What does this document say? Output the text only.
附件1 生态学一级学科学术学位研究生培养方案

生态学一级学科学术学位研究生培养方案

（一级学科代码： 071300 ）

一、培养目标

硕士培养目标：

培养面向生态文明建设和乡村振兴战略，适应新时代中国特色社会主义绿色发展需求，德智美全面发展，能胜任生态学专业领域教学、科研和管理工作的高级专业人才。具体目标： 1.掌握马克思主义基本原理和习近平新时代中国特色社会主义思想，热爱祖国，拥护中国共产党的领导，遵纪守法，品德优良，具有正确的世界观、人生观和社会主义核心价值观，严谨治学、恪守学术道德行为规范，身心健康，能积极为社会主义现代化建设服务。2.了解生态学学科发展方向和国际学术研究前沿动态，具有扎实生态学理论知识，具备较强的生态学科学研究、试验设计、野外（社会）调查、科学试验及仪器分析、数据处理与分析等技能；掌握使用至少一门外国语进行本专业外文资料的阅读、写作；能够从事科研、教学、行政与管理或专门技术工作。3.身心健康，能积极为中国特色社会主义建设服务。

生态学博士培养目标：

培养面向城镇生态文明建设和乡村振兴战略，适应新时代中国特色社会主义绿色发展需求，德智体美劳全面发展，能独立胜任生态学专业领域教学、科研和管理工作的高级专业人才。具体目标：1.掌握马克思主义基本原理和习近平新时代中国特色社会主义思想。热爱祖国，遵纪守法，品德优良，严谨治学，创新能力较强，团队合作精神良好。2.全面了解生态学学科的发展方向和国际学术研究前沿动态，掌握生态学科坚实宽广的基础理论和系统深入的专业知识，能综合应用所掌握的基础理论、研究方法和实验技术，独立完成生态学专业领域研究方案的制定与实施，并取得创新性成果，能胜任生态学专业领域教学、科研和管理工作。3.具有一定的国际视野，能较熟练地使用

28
::::
EXERCISE AIM: Set down the entries verbatim, leaving none out.

THE SOLUTION:
What does this document say? Output the text only.
附件1 生态学一级学科学术学位研究生培养方案

生态学一级学科学术学位研究生培养方案

（一级学科代码： 071300 ）

一、培养目标

硕士培养目标：

培养面向生态文明建设和乡村振兴战略，适应新时代中国特色社会主义绿色发展需求，德智美全面发展，能胜任生态学专业领域教学、科研和管理工作的高级专业人才。具体目标： 1.掌握马克思主义基本原理和习近平新时代中国特色社会主义思想，热爱祖国，拥护中国共产党的领导，遵纪守法，品德优良，具有正确的世界观、人生观和社会主义核心价值观，严谨治学、恪守学术道德行为规范，身心健康，能积极为社会主义现代化建设服务。2.了解生态学学科发展方向和国际学术研究前沿动态，具有扎实生态学理论知识，具备较强的生态学科学研究、试验设计、野外（社会）调查、科学试验及仪器分析、数据处理与分析等技能；掌握使用至少一门外国语进行本专业外文资料的阅读、写作；能够从事科研、教学、行政与管理或专门技术工作。3.身心健康，能积极为中国特色社会主义建设服务。

生态学博士培养目标：

培养面向城镇生态文明建设和乡村振兴战略，适应新时代中国特色社会主义绿色发展需求，德智体美劳全面发展，能独立胜任生态学专业领域教学、科研和管理工作的高级专业人才。具体目标：1.掌握马克思主义基本原理和习近平新时代中国特色社会主义思想。热爱祖国，遵纪守法，品德优良，严谨治学，创新能力较强，团队合作精神良好。2.全面了解生态学学科的发展方向和国际学术研究前沿动态，掌握生态学科坚实宽广的基础理论和系统深入的专业知识，能综合应用所掌握的基础理论、研究方法和实验技术，独立完成生态学专业领域研究方案的制定与实施，并取得创新性成果，能胜任生态学专业领域教学、科研和管理工作。3.具有一定的国际视野，能较熟练地使用

28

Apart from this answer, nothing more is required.